→ **Source extract**

※ ※ ※

The first two victories were wrought by the terrorists own efforts but whether they achieve a third victory is up to us. As bad as the mass casualties and widespread fear were, the worst and most long lasting scar from the attacks could be an alteration of the American way of life. Politically, the United States is the freest nation on earth. Our citizens enjoy freedoms unmatched anywhere in the world. If the attacks result in the curtailment of American civil liberties in the name of increased security, the terrorists triumph will be complete.
Added airport security might be needed but the measures chosen should not be applied in a broad and draconian way to show that the U.S. government is doing something about the problem of terrorism. The governments tendency to overdo its response to crises is well known. For example, after the 1993 bombing of the World Trade Center and the 1995 poison gas attack on the Tokyo subway, Congress passed the draconian Antiterrorism and Effective Death Penalty Act of 1996. That law reduced civil liberties but did not institute measures that would have prevented those types of attacks.

※ ※ ※

→ **Recorded information**
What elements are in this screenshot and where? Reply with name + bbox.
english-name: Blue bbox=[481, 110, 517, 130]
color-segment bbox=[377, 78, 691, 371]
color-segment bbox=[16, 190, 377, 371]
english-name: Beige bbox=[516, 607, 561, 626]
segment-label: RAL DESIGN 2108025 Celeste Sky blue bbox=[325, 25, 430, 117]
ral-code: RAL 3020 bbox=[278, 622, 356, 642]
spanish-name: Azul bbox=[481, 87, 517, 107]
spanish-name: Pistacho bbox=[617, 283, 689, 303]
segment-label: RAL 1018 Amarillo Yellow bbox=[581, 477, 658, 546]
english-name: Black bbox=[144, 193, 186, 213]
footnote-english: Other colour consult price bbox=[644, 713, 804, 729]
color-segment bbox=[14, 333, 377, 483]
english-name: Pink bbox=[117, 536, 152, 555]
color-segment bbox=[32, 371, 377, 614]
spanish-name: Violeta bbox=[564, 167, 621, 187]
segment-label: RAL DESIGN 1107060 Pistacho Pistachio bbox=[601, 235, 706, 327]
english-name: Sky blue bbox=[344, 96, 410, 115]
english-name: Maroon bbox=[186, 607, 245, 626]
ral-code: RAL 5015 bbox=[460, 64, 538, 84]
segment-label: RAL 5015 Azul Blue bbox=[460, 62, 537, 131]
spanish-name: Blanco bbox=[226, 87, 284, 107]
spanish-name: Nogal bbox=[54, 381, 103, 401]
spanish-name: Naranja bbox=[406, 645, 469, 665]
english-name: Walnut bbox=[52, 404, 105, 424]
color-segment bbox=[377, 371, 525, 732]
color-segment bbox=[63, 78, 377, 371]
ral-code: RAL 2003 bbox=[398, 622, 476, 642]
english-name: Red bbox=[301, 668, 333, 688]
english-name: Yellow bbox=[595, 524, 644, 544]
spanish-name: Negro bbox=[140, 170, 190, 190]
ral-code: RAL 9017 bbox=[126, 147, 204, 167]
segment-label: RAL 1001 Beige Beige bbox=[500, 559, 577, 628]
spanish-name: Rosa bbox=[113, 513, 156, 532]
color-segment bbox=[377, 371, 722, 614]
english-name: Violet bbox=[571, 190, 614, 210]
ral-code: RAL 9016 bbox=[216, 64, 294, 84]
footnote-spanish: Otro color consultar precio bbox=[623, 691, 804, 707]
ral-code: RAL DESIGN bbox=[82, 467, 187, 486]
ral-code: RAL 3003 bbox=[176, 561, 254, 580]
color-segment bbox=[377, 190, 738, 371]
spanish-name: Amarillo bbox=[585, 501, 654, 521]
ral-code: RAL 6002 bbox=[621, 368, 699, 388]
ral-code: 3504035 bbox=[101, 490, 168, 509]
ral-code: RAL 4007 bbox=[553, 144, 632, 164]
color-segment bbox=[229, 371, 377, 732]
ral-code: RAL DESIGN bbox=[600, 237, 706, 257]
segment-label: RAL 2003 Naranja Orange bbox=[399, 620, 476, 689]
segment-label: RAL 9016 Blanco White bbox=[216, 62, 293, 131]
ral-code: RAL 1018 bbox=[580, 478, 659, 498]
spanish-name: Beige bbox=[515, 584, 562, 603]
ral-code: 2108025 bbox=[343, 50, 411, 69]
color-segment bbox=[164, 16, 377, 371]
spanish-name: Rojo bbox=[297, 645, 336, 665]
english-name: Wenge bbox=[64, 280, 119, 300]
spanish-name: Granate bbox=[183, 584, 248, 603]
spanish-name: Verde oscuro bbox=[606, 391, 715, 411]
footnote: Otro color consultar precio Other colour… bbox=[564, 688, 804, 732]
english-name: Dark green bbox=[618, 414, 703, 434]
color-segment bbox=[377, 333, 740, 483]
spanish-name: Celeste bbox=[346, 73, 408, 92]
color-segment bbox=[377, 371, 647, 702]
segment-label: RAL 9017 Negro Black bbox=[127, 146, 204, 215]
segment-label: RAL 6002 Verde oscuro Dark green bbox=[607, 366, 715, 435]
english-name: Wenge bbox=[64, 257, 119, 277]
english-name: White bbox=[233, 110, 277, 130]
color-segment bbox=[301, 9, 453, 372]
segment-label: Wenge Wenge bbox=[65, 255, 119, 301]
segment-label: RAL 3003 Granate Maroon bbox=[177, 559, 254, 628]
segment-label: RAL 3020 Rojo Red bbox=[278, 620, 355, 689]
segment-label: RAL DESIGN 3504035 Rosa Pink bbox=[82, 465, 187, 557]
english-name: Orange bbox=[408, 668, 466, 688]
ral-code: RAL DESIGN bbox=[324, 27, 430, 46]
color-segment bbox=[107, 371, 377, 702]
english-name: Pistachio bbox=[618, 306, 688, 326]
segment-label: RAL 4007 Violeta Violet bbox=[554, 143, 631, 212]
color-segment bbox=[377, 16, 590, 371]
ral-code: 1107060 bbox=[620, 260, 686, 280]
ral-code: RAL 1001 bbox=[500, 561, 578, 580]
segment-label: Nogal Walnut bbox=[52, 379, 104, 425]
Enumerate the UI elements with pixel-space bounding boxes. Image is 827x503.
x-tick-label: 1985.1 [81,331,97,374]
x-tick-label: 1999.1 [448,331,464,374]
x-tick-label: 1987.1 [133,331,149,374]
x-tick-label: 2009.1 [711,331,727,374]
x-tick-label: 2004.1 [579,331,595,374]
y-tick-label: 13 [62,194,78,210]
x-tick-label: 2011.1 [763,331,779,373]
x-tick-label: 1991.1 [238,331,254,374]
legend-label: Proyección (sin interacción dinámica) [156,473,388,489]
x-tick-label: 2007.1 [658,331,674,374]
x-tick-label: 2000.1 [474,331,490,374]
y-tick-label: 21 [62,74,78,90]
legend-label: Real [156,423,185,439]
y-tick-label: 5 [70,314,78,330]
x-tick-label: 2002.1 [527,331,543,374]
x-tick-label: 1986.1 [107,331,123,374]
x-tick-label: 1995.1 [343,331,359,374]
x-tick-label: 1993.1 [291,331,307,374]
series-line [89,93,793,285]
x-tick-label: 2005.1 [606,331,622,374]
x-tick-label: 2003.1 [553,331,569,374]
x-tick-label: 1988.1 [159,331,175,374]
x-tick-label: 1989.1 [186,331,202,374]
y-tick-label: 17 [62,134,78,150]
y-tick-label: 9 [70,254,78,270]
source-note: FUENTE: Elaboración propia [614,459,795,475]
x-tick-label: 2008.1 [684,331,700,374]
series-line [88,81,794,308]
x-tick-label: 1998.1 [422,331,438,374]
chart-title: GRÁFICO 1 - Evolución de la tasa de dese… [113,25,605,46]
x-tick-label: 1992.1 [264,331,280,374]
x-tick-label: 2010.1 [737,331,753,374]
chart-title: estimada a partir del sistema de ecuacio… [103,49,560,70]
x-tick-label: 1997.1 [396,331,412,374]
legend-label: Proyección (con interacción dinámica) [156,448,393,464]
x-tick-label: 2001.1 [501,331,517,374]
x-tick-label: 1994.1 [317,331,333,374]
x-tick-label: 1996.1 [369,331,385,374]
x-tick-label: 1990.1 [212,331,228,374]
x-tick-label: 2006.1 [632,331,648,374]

※ ※ ※

→ **Do this**
In the passage on terrorism and civil liberties, what law did Congress pass after the 1993 World Trade Center bombing and the 1995 Tokyo subway attack? The rows come from a source separate from the passage.

→ **Solution for this problem**
The Antiterrorism and Effective Death Penalty Act of 1996.